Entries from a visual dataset
------------------------

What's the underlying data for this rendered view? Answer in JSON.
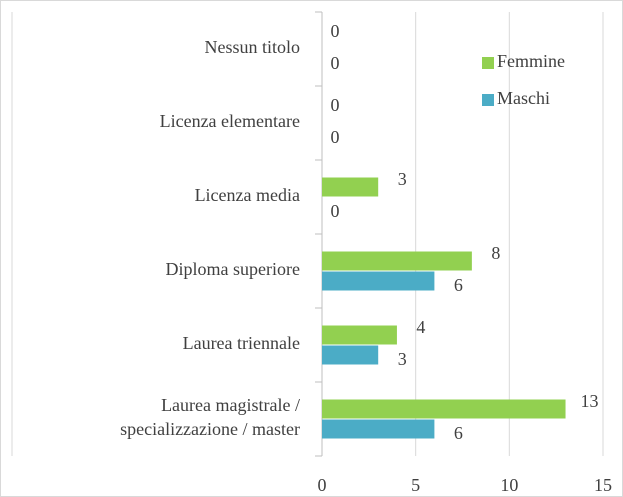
{
  "chart_data": {
    "type": "bar",
    "orientation": "horizontal",
    "categories": [
      "Nessun titolo",
      "Licenza elementare",
      "Licenza media",
      "Diploma superiore",
      "Laurea triennale",
      "Laurea magistrale /\nspecializzazione / master"
    ],
    "series": [
      {
        "name": "Femmine",
        "color": "#92d050",
        "values": [
          0,
          0,
          3,
          8,
          4,
          13
        ]
      },
      {
        "name": "Maschi",
        "color": "#4bacc6",
        "values": [
          0,
          0,
          0,
          6,
          3,
          6
        ]
      }
    ],
    "xlim": [
      0,
      15
    ],
    "xticks": [
      0,
      5,
      10,
      15
    ],
    "grid": true,
    "legend": "upper right"
  }
}
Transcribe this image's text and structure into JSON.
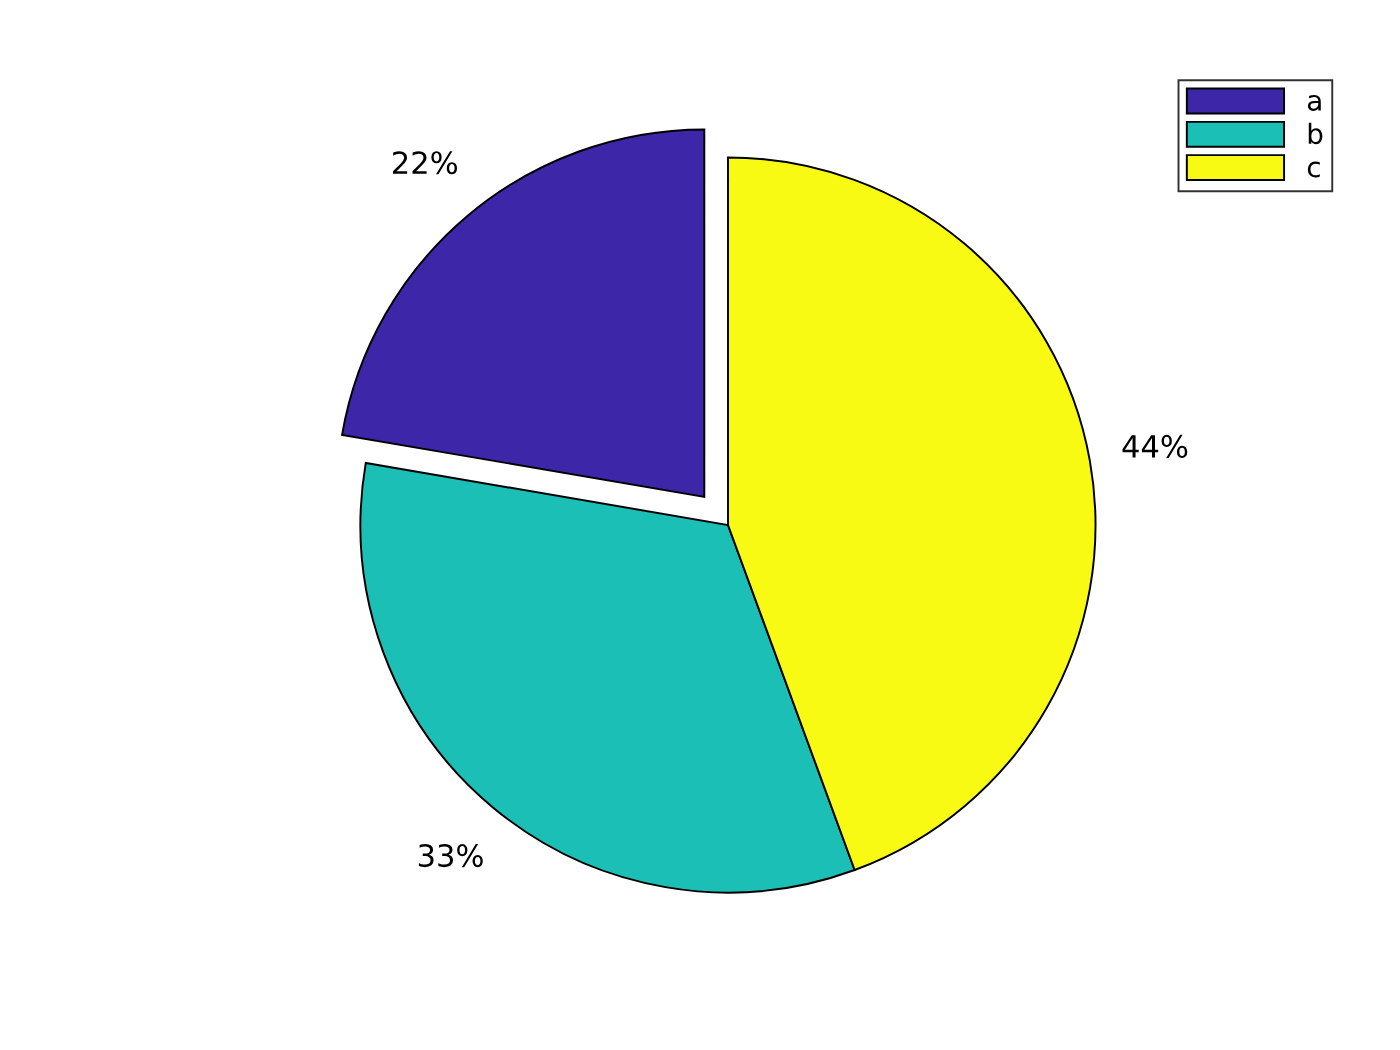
{
  "chart_data": {
    "type": "pie",
    "categories": [
      "a",
      "b",
      "c"
    ],
    "values": [
      22.3,
      33.3,
      44.4
    ],
    "value_labels": [
      "22%",
      "33%",
      "44%"
    ],
    "colors": [
      "#3e26a8",
      "#1bbfb6",
      "#f9fa14"
    ],
    "legend": "top right"
  }
}
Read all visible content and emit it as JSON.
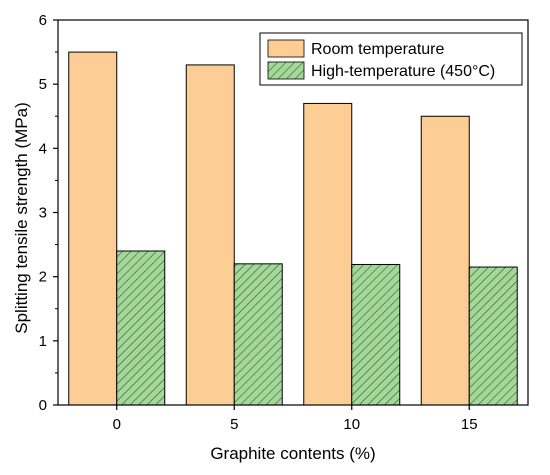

------------------------

**Work instructions**
Would you mind returning each entry above word for word, skipping the images?

**The solution**
What's the underlying data for this rendered view? Answer in JSON.
{
  "chart_data": {
    "type": "bar",
    "orientation": "horizontal",
    "categories": [
      "Nessun titolo",
      "Licenza elementare",
      "Licenza media",
      "Diploma superiore",
      "Laurea triennale",
      "Laurea magistrale /\nspecializzazione / master"
    ],
    "series": [
      {
        "name": "Femmine",
        "color": "#92d050",
        "values": [
          0,
          0,
          3,
          8,
          4,
          13
        ]
      },
      {
        "name": "Maschi",
        "color": "#4bacc6",
        "values": [
          0,
          0,
          0,
          6,
          3,
          6
        ]
      }
    ],
    "xlim": [
      0,
      15
    ],
    "xticks": [
      0,
      5,
      10,
      15
    ],
    "grid": true,
    "legend": "upper right"
  }
}
Transcribe this image's text and structure into JSON.
{
  "chart_data": {
    "type": "pie",
    "categories": [
      "a",
      "b",
      "c"
    ],
    "values": [
      22.3,
      33.3,
      44.4
    ],
    "value_labels": [
      "22%",
      "33%",
      "44%"
    ],
    "colors": [
      "#3e26a8",
      "#1bbfb6",
      "#f9fa14"
    ],
    "legend": "top right"
  }
}
Read all visible content and emit it as JSON.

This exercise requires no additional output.